What is being asked »
Repeat the whole listing exactly.
---
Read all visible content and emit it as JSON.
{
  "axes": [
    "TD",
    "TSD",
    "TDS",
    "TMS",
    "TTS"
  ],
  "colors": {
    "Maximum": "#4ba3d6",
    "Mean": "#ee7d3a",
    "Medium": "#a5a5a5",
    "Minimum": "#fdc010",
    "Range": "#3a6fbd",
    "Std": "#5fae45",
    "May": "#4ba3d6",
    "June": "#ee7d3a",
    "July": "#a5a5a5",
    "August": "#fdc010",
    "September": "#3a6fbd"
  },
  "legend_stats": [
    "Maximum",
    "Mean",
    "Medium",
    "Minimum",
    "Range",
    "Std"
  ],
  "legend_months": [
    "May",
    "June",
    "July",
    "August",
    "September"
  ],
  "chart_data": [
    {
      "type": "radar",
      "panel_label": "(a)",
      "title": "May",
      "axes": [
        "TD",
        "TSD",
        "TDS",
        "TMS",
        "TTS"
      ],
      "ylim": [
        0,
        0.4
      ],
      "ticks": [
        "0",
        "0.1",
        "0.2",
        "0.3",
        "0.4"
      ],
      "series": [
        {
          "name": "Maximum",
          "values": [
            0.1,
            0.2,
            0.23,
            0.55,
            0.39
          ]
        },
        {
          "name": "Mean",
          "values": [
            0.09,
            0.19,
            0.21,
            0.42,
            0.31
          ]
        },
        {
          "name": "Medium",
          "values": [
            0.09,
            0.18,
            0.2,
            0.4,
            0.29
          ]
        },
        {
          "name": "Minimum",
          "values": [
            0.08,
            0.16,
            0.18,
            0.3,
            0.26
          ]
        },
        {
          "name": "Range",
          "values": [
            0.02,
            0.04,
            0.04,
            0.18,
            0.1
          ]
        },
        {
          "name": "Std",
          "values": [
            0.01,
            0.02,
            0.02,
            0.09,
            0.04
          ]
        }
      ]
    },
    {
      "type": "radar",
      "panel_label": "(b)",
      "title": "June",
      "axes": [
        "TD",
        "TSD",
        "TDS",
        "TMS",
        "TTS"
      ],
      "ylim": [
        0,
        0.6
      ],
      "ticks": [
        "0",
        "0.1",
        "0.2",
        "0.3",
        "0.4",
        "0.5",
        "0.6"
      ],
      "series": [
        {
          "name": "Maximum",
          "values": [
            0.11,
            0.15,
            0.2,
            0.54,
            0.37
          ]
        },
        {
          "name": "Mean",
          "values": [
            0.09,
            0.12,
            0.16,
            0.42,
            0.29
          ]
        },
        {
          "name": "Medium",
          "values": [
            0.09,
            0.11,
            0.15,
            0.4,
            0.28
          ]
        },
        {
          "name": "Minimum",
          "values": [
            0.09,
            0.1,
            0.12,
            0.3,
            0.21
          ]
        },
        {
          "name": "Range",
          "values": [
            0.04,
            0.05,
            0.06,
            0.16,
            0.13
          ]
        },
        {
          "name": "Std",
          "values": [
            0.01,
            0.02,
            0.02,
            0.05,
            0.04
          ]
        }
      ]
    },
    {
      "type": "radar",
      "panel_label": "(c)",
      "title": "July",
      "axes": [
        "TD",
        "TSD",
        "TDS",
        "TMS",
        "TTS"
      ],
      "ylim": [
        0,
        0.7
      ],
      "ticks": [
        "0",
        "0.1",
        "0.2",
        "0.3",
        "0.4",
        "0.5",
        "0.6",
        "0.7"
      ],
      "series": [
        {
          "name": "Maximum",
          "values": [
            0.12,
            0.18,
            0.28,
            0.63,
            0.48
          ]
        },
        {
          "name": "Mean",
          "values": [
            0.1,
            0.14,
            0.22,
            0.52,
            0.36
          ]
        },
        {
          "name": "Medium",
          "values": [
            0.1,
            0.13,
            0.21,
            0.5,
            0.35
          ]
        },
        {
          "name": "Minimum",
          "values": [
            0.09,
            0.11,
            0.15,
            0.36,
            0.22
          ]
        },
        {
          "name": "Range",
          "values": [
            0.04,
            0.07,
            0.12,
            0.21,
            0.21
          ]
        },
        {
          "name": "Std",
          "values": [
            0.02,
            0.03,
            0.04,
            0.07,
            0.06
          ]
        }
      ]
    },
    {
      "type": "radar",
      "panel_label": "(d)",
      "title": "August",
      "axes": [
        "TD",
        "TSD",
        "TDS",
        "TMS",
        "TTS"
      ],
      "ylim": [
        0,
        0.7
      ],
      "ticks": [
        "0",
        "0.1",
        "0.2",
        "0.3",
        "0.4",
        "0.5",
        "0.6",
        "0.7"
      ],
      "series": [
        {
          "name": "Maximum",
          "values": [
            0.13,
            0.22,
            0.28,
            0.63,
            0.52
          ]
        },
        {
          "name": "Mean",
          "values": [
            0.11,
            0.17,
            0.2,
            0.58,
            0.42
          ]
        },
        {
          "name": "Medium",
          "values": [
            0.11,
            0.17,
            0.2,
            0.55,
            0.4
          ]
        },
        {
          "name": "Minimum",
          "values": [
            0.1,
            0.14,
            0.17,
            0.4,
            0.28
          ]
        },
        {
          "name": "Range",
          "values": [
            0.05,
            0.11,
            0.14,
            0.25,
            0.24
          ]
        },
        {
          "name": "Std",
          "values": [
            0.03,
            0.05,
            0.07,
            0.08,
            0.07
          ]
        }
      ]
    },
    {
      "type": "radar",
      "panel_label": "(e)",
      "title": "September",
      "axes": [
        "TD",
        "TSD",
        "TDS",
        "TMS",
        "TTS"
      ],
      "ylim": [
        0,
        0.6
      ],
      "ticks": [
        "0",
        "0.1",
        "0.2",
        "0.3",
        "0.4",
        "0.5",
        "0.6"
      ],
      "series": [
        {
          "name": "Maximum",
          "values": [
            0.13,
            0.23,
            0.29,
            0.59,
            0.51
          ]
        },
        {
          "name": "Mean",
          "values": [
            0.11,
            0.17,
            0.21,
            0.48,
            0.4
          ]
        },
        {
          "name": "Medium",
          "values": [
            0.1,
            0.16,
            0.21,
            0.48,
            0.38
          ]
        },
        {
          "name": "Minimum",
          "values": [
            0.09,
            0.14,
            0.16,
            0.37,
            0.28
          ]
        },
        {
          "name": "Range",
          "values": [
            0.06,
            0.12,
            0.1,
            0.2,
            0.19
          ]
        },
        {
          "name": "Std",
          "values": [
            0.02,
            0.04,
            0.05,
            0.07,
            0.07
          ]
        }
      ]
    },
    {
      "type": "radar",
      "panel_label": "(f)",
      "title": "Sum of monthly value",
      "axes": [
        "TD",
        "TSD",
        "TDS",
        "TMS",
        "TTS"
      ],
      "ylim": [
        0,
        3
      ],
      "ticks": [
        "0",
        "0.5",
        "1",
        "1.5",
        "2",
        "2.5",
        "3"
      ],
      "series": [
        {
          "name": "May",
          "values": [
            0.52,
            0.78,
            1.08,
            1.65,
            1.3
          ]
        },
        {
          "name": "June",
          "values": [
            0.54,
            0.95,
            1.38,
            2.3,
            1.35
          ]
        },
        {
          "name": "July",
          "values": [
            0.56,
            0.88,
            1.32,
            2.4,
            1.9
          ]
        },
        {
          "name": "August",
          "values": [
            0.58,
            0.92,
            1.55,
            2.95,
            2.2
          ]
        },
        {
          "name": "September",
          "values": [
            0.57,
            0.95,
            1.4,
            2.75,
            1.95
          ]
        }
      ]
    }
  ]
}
---
Output »
Read all visible content and emit it as JSON.
{
  "axes": [
    "TD",
    "TSD",
    "TDS",
    "TMS",
    "TTS"
  ],
  "colors": {
    "Maximum": "#4ba3d6",
    "Mean": "#ee7d3a",
    "Medium": "#a5a5a5",
    "Minimum": "#fdc010",
    "Range": "#3a6fbd",
    "Std": "#5fae45",
    "May": "#4ba3d6",
    "June": "#ee7d3a",
    "July": "#a5a5a5",
    "August": "#fdc010",
    "September": "#3a6fbd"
  },
  "legend_stats": [
    "Maximum",
    "Mean",
    "Medium",
    "Minimum",
    "Range",
    "Std"
  ],
  "legend_months": [
    "May",
    "June",
    "July",
    "August",
    "September"
  ],
  "chart_data": [
    {
      "type": "radar",
      "panel_label": "(a)",
      "title": "May",
      "axes": [
        "TD",
        "TSD",
        "TDS",
        "TMS",
        "TTS"
      ],
      "ylim": [
        0,
        0.4
      ],
      "ticks": [
        "0",
        "0.1",
        "0.2",
        "0.3",
        "0.4"
      ],
      "series": [
        {
          "name": "Maximum",
          "values": [
            0.1,
            0.2,
            0.23,
            0.55,
            0.39
          ]
        },
        {
          "name": "Mean",
          "values": [
            0.09,
            0.19,
            0.21,
            0.42,
            0.31
          ]
        },
        {
          "name": "Medium",
          "values": [
            0.09,
            0.18,
            0.2,
            0.4,
            0.29
          ]
        },
        {
          "name": "Minimum",
          "values": [
            0.08,
            0.16,
            0.18,
            0.3,
            0.26
          ]
        },
        {
          "name": "Range",
          "values": [
            0.02,
            0.04,
            0.04,
            0.18,
            0.1
          ]
        },
        {
          "name": "Std",
          "values": [
            0.01,
            0.02,
            0.02,
            0.09,
            0.04
          ]
        }
      ]
    },
    {
      "type": "radar",
      "panel_label": "(b)",
      "title": "June",
      "axes": [
        "TD",
        "TSD",
        "TDS",
        "TMS",
        "TTS"
      ],
      "ylim": [
        0,
        0.6
      ],
      "ticks": [
        "0",
        "0.1",
        "0.2",
        "0.3",
        "0.4",
        "0.5",
        "0.6"
      ],
      "series": [
        {
          "name": "Maximum",
          "values": [
            0.11,
            0.15,
            0.2,
            0.54,
            0.37
          ]
        },
        {
          "name": "Mean",
          "values": [
            0.09,
            0.12,
            0.16,
            0.42,
            0.29
          ]
        },
        {
          "name": "Medium",
          "values": [
            0.09,
            0.11,
            0.15,
            0.4,
            0.28
          ]
        },
        {
          "name": "Minimum",
          "values": [
            0.09,
            0.1,
            0.12,
            0.3,
            0.21
          ]
        },
        {
          "name": "Range",
          "values": [
            0.04,
            0.05,
            0.06,
            0.16,
            0.13
          ]
        },
        {
          "name": "Std",
          "values": [
            0.01,
            0.02,
            0.02,
            0.05,
            0.04
          ]
        }
      ]
    },
    {
      "type": "radar",
      "panel_label": "(c)",
      "title": "July",
      "axes": [
        "TD",
        "TSD",
        "TDS",
        "TMS",
        "TTS"
      ],
      "ylim": [
        0,
        0.7
      ],
      "ticks": [
        "0",
        "0.1",
        "0.2",
        "0.3",
        "0.4",
        "0.5",
        "0.6",
        "0.7"
      ],
      "series": [
        {
          "name": "Maximum",
          "values": [
            0.12,
            0.18,
            0.28,
            0.63,
            0.48
          ]
        },
        {
          "name": "Mean",
          "values": [
            0.1,
            0.14,
            0.22,
            0.52,
            0.36
          ]
        },
        {
          "name": "Medium",
          "values": [
            0.1,
            0.13,
            0.21,
            0.5,
            0.35
          ]
        },
        {
          "name": "Minimum",
          "values": [
            0.09,
            0.11,
            0.15,
            0.36,
            0.22
          ]
        },
        {
          "name": "Range",
          "values": [
            0.04,
            0.07,
            0.12,
            0.21,
            0.21
          ]
        },
        {
          "name": "Std",
          "values": [
            0.02,
            0.03,
            0.04,
            0.07,
            0.06
          ]
        }
      ]
    },
    {
      "type": "radar",
      "panel_label": "(d)",
      "title": "August",
      "axes": [
        "TD",
        "TSD",
        "TDS",
        "TMS",
        "TTS"
      ],
      "ylim": [
        0,
        0.7
      ],
      "ticks": [
        "0",
        "0.1",
        "0.2",
        "0.3",
        "0.4",
        "0.5",
        "0.6",
        "0.7"
      ],
      "series": [
        {
          "name": "Maximum",
          "values": [
            0.13,
            0.22,
            0.28,
            0.63,
            0.52
          ]
        },
        {
          "name": "Mean",
          "values": [
            0.11,
            0.17,
            0.2,
            0.58,
            0.42
          ]
        },
        {
          "name": "Medium",
          "values": [
            0.11,
            0.17,
            0.2,
            0.55,
            0.4
          ]
        },
        {
          "name": "Minimum",
          "values": [
            0.1,
            0.14,
            0.17,
            0.4,
            0.28
          ]
        },
        {
          "name": "Range",
          "values": [
            0.05,
            0.11,
            0.14,
            0.25,
            0.24
          ]
        },
        {
          "name": "Std",
          "values": [
            0.03,
            0.05,
            0.07,
            0.08,
            0.07
          ]
        }
      ]
    },
    {
      "type": "radar",
      "panel_label": "(e)",
      "title": "September",
      "axes": [
        "TD",
        "TSD",
        "TDS",
        "TMS",
        "TTS"
      ],
      "ylim": [
        0,
        0.6
      ],
      "ticks": [
        "0",
        "0.1",
        "0.2",
        "0.3",
        "0.4",
        "0.5",
        "0.6"
      ],
      "series": [
        {
          "name": "Maximum",
          "values": [
            0.13,
            0.23,
            0.29,
            0.59,
            0.51
          ]
        },
        {
          "name": "Mean",
          "values": [
            0.11,
            0.17,
            0.21,
            0.48,
            0.4
          ]
        },
        {
          "name": "Medium",
          "values": [
            0.1,
            0.16,
            0.21,
            0.48,
            0.38
          ]
        },
        {
          "name": "Minimum",
          "values": [
            0.09,
            0.14,
            0.16,
            0.37,
            0.28
          ]
        },
        {
          "name": "Range",
          "values": [
            0.06,
            0.12,
            0.1,
            0.2,
            0.19
          ]
        },
        {
          "name": "Std",
          "values": [
            0.02,
            0.04,
            0.05,
            0.07,
            0.07
          ]
        }
      ]
    },
    {
      "type": "radar",
      "panel_label": "(f)",
      "title": "Sum of monthly value",
      "axes": [
        "TD",
        "TSD",
        "TDS",
        "TMS",
        "TTS"
      ],
      "ylim": [
        0,
        3
      ],
      "ticks": [
        "0",
        "0.5",
        "1",
        "1.5",
        "2",
        "2.5",
        "3"
      ],
      "series": [
        {
          "name": "May",
          "values": [
            0.52,
            0.78,
            1.08,
            1.65,
            1.3
          ]
        },
        {
          "name": "June",
          "values": [
            0.54,
            0.95,
            1.38,
            2.3,
            1.35
          ]
        },
        {
          "name": "July",
          "values": [
            0.56,
            0.88,
            1.32,
            2.4,
            1.9
          ]
        },
        {
          "name": "August",
          "values": [
            0.58,
            0.92,
            1.55,
            2.95,
            2.2
          ]
        },
        {
          "name": "September",
          "values": [
            0.57,
            0.95,
            1.4,
            2.75,
            1.95
          ]
        }
      ]
    }
  ]
}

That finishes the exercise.